**WHAT IS REQUIRED**
Here are records with pictures in them. Copy all of them exactly and leave the pictures out.

######

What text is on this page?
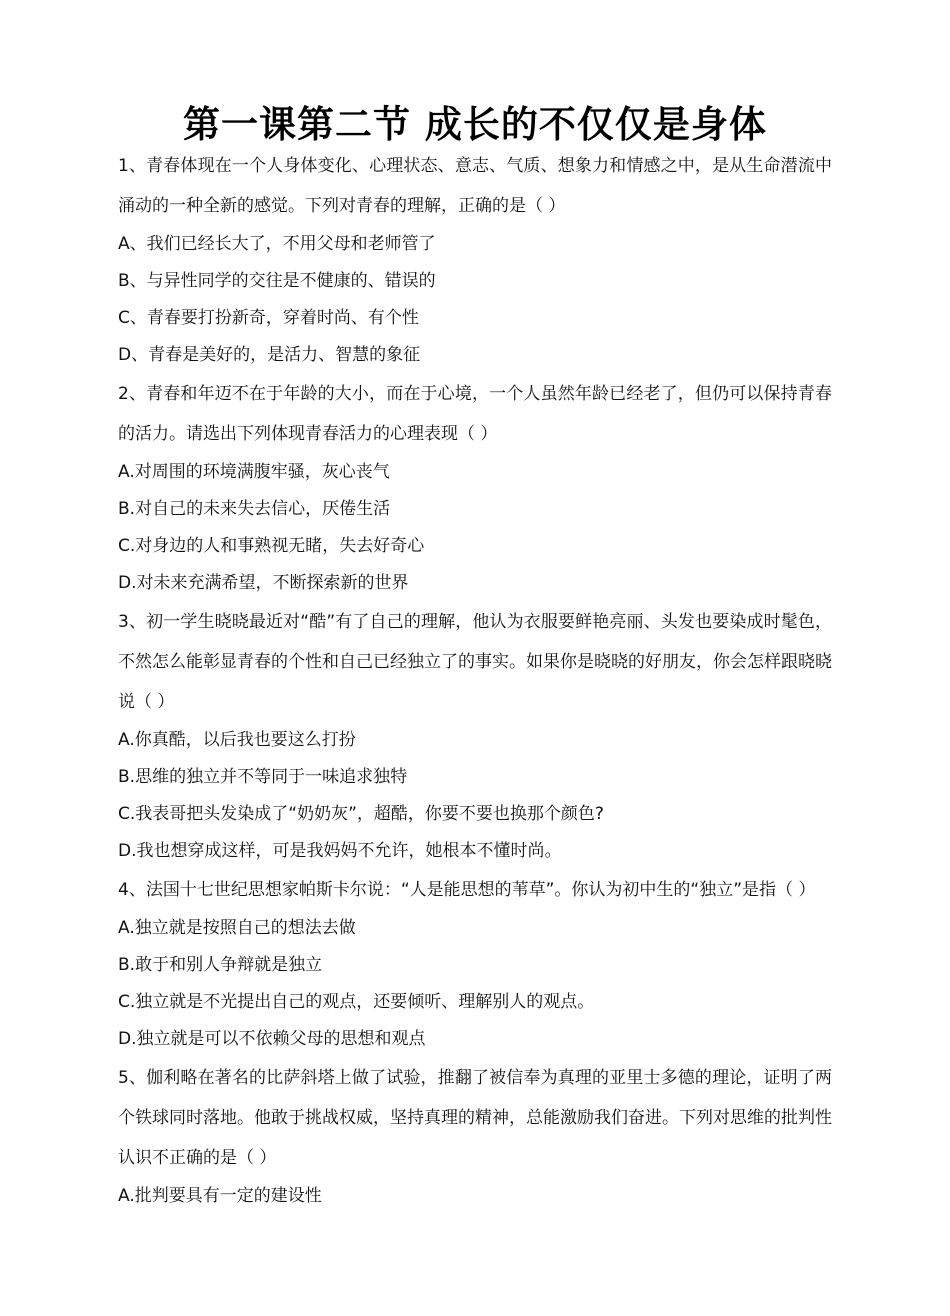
第一课第二节 成长的不仅仅是身体
1、青春体现在一个人身体变化、心理状态、意志、气质、想象力和情感之中，是从生命潜流中涌动的一种全新的感觉。下列对青春的理解，正确的是（ ）
A、我们已经长大了，不用父母和老师管了
B、与异性同学的交往是不健康的、错误的
C、青春要打扮新奇，穿着时尚、有个性
D、青春是美好的，是活力、智慧的象征
2、青春和年迈不在于年龄的大小，而在于心境，一个人虽然年龄已经老了，但仍可以保持青春的活力。请选出下列体现青春活力的心理表现（ ）
A.对周围的环境满腹牢骚，灰心丧气
B.对自己的未来失去信心，厌倦生活
C.对身边的人和事熟视无睹，失去好奇心
D.对未来充满希望，不断探索新的世界
3、初一学生晓晓最近对“酷”有了自己的理解，他认为衣服要鲜艳亮丽、头发也要染成时髦色，不然怎么能彰显青春的个性和自己已经独立了的事实。如果你是晓晓的好朋友，你会怎样跟晓晓说（ ）
A.你真酷，以后我也要这么打扮
B.思维的独立并不等同于一味追求独特
C.我表哥把头发染成了“奶奶灰”，超酷，你要不要也换那个颜色?
D.我也想穿成这样，可是我妈妈不允许，她根本不懂时尚。
4、法国十七世纪思想家帕斯卡尔说：“人是能思想的苇草”。你认为初中生的“独立”是指（ ）
A.独立就是按照自己的想法去做
B.敢于和别人争辩就是独立
C.独立就是不光提出自己的观点，还要倾听、理解别人的观点。
D.独立就是可以不依赖父母的思想和观点
5、伽利略在著名的比萨斜塔上做了试验，推翻了被信奉为真理的亚里士多德的理论，证明了两个铁球同时落地。他敢于挑战权威，坚持真理的精神，总能激励我们奋进。下列对思维的批判性认识不正确的是（ ）
A.批判要具有一定的建设性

######

**WORKED ANSWER**
What text is on this page?
第一课第二节 成长的不仅仅是身体
1、青春体现在一个人身体变化、心理状态、意志、气质、想象力和情感之中，是从生命潜流中涌动的一种全新的感觉。下列对青春的理解，正确的是（ ）
A、我们已经长大了，不用父母和老师管了
B、与异性同学的交往是不健康的、错误的
C、青春要打扮新奇，穿着时尚、有个性
D、青春是美好的，是活力、智慧的象征
2、青春和年迈不在于年龄的大小，而在于心境，一个人虽然年龄已经老了，但仍可以保持青春的活力。请选出下列体现青春活力的心理表现（ ）
A.对周围的环境满腹牢骚，灰心丧气
B.对自己的未来失去信心，厌倦生活
C.对身边的人和事熟视无睹，失去好奇心
D.对未来充满希望，不断探索新的世界
3、初一学生晓晓最近对“酷”有了自己的理解，他认为衣服要鲜艳亮丽、头发也要染成时髦色，不然怎么能彰显青春的个性和自己已经独立了的事实。如果你是晓晓的好朋友，你会怎样跟晓晓说（ ）
A.你真酷，以后我也要这么打扮
B.思维的独立并不等同于一味追求独特
C.我表哥把头发染成了“奶奶灰”，超酷，你要不要也换那个颜色?
D.我也想穿成这样，可是我妈妈不允许，她根本不懂时尚。
4、法国十七世纪思想家帕斯卡尔说：“人是能思想的苇草”。你认为初中生的“独立”是指（ ）
A.独立就是按照自己的想法去做
B.敢于和别人争辩就是独立
C.独立就是不光提出自己的观点，还要倾听、理解别人的观点。
D.独立就是可以不依赖父母的思想和观点
5、伽利略在著名的比萨斜塔上做了试验，推翻了被信奉为真理的亚里士多德的理论，证明了两个铁球同时落地。他敢于挑战权威，坚持真理的精神，总能激励我们奋进。下列对思维的批判性认识不正确的是（ ）
A.批判要具有一定的建设性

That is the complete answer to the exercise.